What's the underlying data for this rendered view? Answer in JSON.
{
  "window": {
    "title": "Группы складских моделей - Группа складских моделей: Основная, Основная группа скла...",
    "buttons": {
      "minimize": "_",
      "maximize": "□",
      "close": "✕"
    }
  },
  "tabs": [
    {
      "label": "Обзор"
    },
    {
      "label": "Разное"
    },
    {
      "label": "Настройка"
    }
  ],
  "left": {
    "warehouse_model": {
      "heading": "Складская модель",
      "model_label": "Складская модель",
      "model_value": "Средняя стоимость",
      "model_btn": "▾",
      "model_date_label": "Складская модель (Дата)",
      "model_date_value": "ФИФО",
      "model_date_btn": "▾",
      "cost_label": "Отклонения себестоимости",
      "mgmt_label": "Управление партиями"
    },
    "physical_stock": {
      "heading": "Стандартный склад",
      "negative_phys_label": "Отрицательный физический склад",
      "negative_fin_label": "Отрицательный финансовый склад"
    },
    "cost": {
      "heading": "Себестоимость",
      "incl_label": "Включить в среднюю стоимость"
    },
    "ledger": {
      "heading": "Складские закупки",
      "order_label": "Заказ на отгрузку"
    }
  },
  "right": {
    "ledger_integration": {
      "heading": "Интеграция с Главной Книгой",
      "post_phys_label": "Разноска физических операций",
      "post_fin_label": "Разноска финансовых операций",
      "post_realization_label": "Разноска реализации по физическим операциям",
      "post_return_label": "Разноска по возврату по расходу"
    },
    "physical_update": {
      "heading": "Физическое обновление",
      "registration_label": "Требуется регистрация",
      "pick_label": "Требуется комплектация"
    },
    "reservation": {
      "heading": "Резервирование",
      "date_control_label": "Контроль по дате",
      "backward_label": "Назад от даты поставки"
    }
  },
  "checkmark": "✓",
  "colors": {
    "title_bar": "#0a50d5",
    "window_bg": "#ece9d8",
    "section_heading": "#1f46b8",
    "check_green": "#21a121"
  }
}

• INSTRUCTIONS FOR THE TASK
Tell how many lines in the material contain the word "операций". Only the number is wanted.

• RESPONSE
2